To do
Transcribe the records below exactly, leaving out any pictures.
>> Begin Dataset extract
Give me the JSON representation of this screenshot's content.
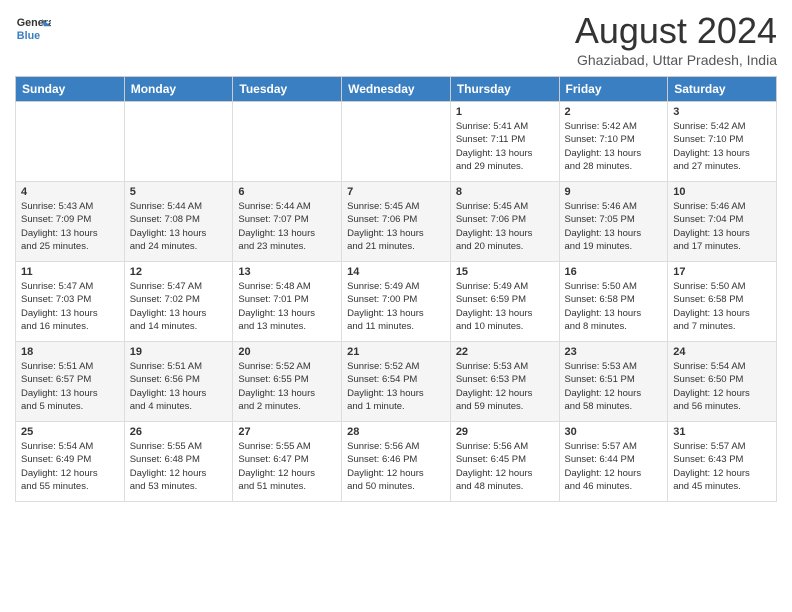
{
  "header": {
    "logo_line1": "General",
    "logo_line2": "Blue",
    "month_year": "August 2024",
    "location": "Ghaziabad, Uttar Pradesh, India"
  },
  "days_of_week": [
    "Sunday",
    "Monday",
    "Tuesday",
    "Wednesday",
    "Thursday",
    "Friday",
    "Saturday"
  ],
  "weeks": [
    [
      {
        "day": "",
        "content": ""
      },
      {
        "day": "",
        "content": ""
      },
      {
        "day": "",
        "content": ""
      },
      {
        "day": "",
        "content": ""
      },
      {
        "day": "1",
        "content": "Sunrise: 5:41 AM\nSunset: 7:11 PM\nDaylight: 13 hours\nand 29 minutes."
      },
      {
        "day": "2",
        "content": "Sunrise: 5:42 AM\nSunset: 7:10 PM\nDaylight: 13 hours\nand 28 minutes."
      },
      {
        "day": "3",
        "content": "Sunrise: 5:42 AM\nSunset: 7:10 PM\nDaylight: 13 hours\nand 27 minutes."
      }
    ],
    [
      {
        "day": "4",
        "content": "Sunrise: 5:43 AM\nSunset: 7:09 PM\nDaylight: 13 hours\nand 25 minutes."
      },
      {
        "day": "5",
        "content": "Sunrise: 5:44 AM\nSunset: 7:08 PM\nDaylight: 13 hours\nand 24 minutes."
      },
      {
        "day": "6",
        "content": "Sunrise: 5:44 AM\nSunset: 7:07 PM\nDaylight: 13 hours\nand 23 minutes."
      },
      {
        "day": "7",
        "content": "Sunrise: 5:45 AM\nSunset: 7:06 PM\nDaylight: 13 hours\nand 21 minutes."
      },
      {
        "day": "8",
        "content": "Sunrise: 5:45 AM\nSunset: 7:06 PM\nDaylight: 13 hours\nand 20 minutes."
      },
      {
        "day": "9",
        "content": "Sunrise: 5:46 AM\nSunset: 7:05 PM\nDaylight: 13 hours\nand 19 minutes."
      },
      {
        "day": "10",
        "content": "Sunrise: 5:46 AM\nSunset: 7:04 PM\nDaylight: 13 hours\nand 17 minutes."
      }
    ],
    [
      {
        "day": "11",
        "content": "Sunrise: 5:47 AM\nSunset: 7:03 PM\nDaylight: 13 hours\nand 16 minutes."
      },
      {
        "day": "12",
        "content": "Sunrise: 5:47 AM\nSunset: 7:02 PM\nDaylight: 13 hours\nand 14 minutes."
      },
      {
        "day": "13",
        "content": "Sunrise: 5:48 AM\nSunset: 7:01 PM\nDaylight: 13 hours\nand 13 minutes."
      },
      {
        "day": "14",
        "content": "Sunrise: 5:49 AM\nSunset: 7:00 PM\nDaylight: 13 hours\nand 11 minutes."
      },
      {
        "day": "15",
        "content": "Sunrise: 5:49 AM\nSunset: 6:59 PM\nDaylight: 13 hours\nand 10 minutes."
      },
      {
        "day": "16",
        "content": "Sunrise: 5:50 AM\nSunset: 6:58 PM\nDaylight: 13 hours\nand 8 minutes."
      },
      {
        "day": "17",
        "content": "Sunrise: 5:50 AM\nSunset: 6:58 PM\nDaylight: 13 hours\nand 7 minutes."
      }
    ],
    [
      {
        "day": "18",
        "content": "Sunrise: 5:51 AM\nSunset: 6:57 PM\nDaylight: 13 hours\nand 5 minutes."
      },
      {
        "day": "19",
        "content": "Sunrise: 5:51 AM\nSunset: 6:56 PM\nDaylight: 13 hours\nand 4 minutes."
      },
      {
        "day": "20",
        "content": "Sunrise: 5:52 AM\nSunset: 6:55 PM\nDaylight: 13 hours\nand 2 minutes."
      },
      {
        "day": "21",
        "content": "Sunrise: 5:52 AM\nSunset: 6:54 PM\nDaylight: 13 hours\nand 1 minute."
      },
      {
        "day": "22",
        "content": "Sunrise: 5:53 AM\nSunset: 6:53 PM\nDaylight: 12 hours\nand 59 minutes."
      },
      {
        "day": "23",
        "content": "Sunrise: 5:53 AM\nSunset: 6:51 PM\nDaylight: 12 hours\nand 58 minutes."
      },
      {
        "day": "24",
        "content": "Sunrise: 5:54 AM\nSunset: 6:50 PM\nDaylight: 12 hours\nand 56 minutes."
      }
    ],
    [
      {
        "day": "25",
        "content": "Sunrise: 5:54 AM\nSunset: 6:49 PM\nDaylight: 12 hours\nand 55 minutes."
      },
      {
        "day": "26",
        "content": "Sunrise: 5:55 AM\nSunset: 6:48 PM\nDaylight: 12 hours\nand 53 minutes."
      },
      {
        "day": "27",
        "content": "Sunrise: 5:55 AM\nSunset: 6:47 PM\nDaylight: 12 hours\nand 51 minutes."
      },
      {
        "day": "28",
        "content": "Sunrise: 5:56 AM\nSunset: 6:46 PM\nDaylight: 12 hours\nand 50 minutes."
      },
      {
        "day": "29",
        "content": "Sunrise: 5:56 AM\nSunset: 6:45 PM\nDaylight: 12 hours\nand 48 minutes."
      },
      {
        "day": "30",
        "content": "Sunrise: 5:57 AM\nSunset: 6:44 PM\nDaylight: 12 hours\nand 46 minutes."
      },
      {
        "day": "31",
        "content": "Sunrise: 5:57 AM\nSunset: 6:43 PM\nDaylight: 12 hours\nand 45 minutes."
      }
    ]
  ]
}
>> End Dataset extract
Written answer
Give me the JSON representation of this screenshot's content.
{
  "header": {
    "logo_line1": "General",
    "logo_line2": "Blue",
    "month_year": "August 2024",
    "location": "Ghaziabad, Uttar Pradesh, India"
  },
  "days_of_week": [
    "Sunday",
    "Monday",
    "Tuesday",
    "Wednesday",
    "Thursday",
    "Friday",
    "Saturday"
  ],
  "weeks": [
    [
      {
        "day": "",
        "content": ""
      },
      {
        "day": "",
        "content": ""
      },
      {
        "day": "",
        "content": ""
      },
      {
        "day": "",
        "content": ""
      },
      {
        "day": "1",
        "content": "Sunrise: 5:41 AM\nSunset: 7:11 PM\nDaylight: 13 hours\nand 29 minutes."
      },
      {
        "day": "2",
        "content": "Sunrise: 5:42 AM\nSunset: 7:10 PM\nDaylight: 13 hours\nand 28 minutes."
      },
      {
        "day": "3",
        "content": "Sunrise: 5:42 AM\nSunset: 7:10 PM\nDaylight: 13 hours\nand 27 minutes."
      }
    ],
    [
      {
        "day": "4",
        "content": "Sunrise: 5:43 AM\nSunset: 7:09 PM\nDaylight: 13 hours\nand 25 minutes."
      },
      {
        "day": "5",
        "content": "Sunrise: 5:44 AM\nSunset: 7:08 PM\nDaylight: 13 hours\nand 24 minutes."
      },
      {
        "day": "6",
        "content": "Sunrise: 5:44 AM\nSunset: 7:07 PM\nDaylight: 13 hours\nand 23 minutes."
      },
      {
        "day": "7",
        "content": "Sunrise: 5:45 AM\nSunset: 7:06 PM\nDaylight: 13 hours\nand 21 minutes."
      },
      {
        "day": "8",
        "content": "Sunrise: 5:45 AM\nSunset: 7:06 PM\nDaylight: 13 hours\nand 20 minutes."
      },
      {
        "day": "9",
        "content": "Sunrise: 5:46 AM\nSunset: 7:05 PM\nDaylight: 13 hours\nand 19 minutes."
      },
      {
        "day": "10",
        "content": "Sunrise: 5:46 AM\nSunset: 7:04 PM\nDaylight: 13 hours\nand 17 minutes."
      }
    ],
    [
      {
        "day": "11",
        "content": "Sunrise: 5:47 AM\nSunset: 7:03 PM\nDaylight: 13 hours\nand 16 minutes."
      },
      {
        "day": "12",
        "content": "Sunrise: 5:47 AM\nSunset: 7:02 PM\nDaylight: 13 hours\nand 14 minutes."
      },
      {
        "day": "13",
        "content": "Sunrise: 5:48 AM\nSunset: 7:01 PM\nDaylight: 13 hours\nand 13 minutes."
      },
      {
        "day": "14",
        "content": "Sunrise: 5:49 AM\nSunset: 7:00 PM\nDaylight: 13 hours\nand 11 minutes."
      },
      {
        "day": "15",
        "content": "Sunrise: 5:49 AM\nSunset: 6:59 PM\nDaylight: 13 hours\nand 10 minutes."
      },
      {
        "day": "16",
        "content": "Sunrise: 5:50 AM\nSunset: 6:58 PM\nDaylight: 13 hours\nand 8 minutes."
      },
      {
        "day": "17",
        "content": "Sunrise: 5:50 AM\nSunset: 6:58 PM\nDaylight: 13 hours\nand 7 minutes."
      }
    ],
    [
      {
        "day": "18",
        "content": "Sunrise: 5:51 AM\nSunset: 6:57 PM\nDaylight: 13 hours\nand 5 minutes."
      },
      {
        "day": "19",
        "content": "Sunrise: 5:51 AM\nSunset: 6:56 PM\nDaylight: 13 hours\nand 4 minutes."
      },
      {
        "day": "20",
        "content": "Sunrise: 5:52 AM\nSunset: 6:55 PM\nDaylight: 13 hours\nand 2 minutes."
      },
      {
        "day": "21",
        "content": "Sunrise: 5:52 AM\nSunset: 6:54 PM\nDaylight: 13 hours\nand 1 minute."
      },
      {
        "day": "22",
        "content": "Sunrise: 5:53 AM\nSunset: 6:53 PM\nDaylight: 12 hours\nand 59 minutes."
      },
      {
        "day": "23",
        "content": "Sunrise: 5:53 AM\nSunset: 6:51 PM\nDaylight: 12 hours\nand 58 minutes."
      },
      {
        "day": "24",
        "content": "Sunrise: 5:54 AM\nSunset: 6:50 PM\nDaylight: 12 hours\nand 56 minutes."
      }
    ],
    [
      {
        "day": "25",
        "content": "Sunrise: 5:54 AM\nSunset: 6:49 PM\nDaylight: 12 hours\nand 55 minutes."
      },
      {
        "day": "26",
        "content": "Sunrise: 5:55 AM\nSunset: 6:48 PM\nDaylight: 12 hours\nand 53 minutes."
      },
      {
        "day": "27",
        "content": "Sunrise: 5:55 AM\nSunset: 6:47 PM\nDaylight: 12 hours\nand 51 minutes."
      },
      {
        "day": "28",
        "content": "Sunrise: 5:56 AM\nSunset: 6:46 PM\nDaylight: 12 hours\nand 50 minutes."
      },
      {
        "day": "29",
        "content": "Sunrise: 5:56 AM\nSunset: 6:45 PM\nDaylight: 12 hours\nand 48 minutes."
      },
      {
        "day": "30",
        "content": "Sunrise: 5:57 AM\nSunset: 6:44 PM\nDaylight: 12 hours\nand 46 minutes."
      },
      {
        "day": "31",
        "content": "Sunrise: 5:57 AM\nSunset: 6:43 PM\nDaylight: 12 hours\nand 45 minutes."
      }
    ]
  ]
}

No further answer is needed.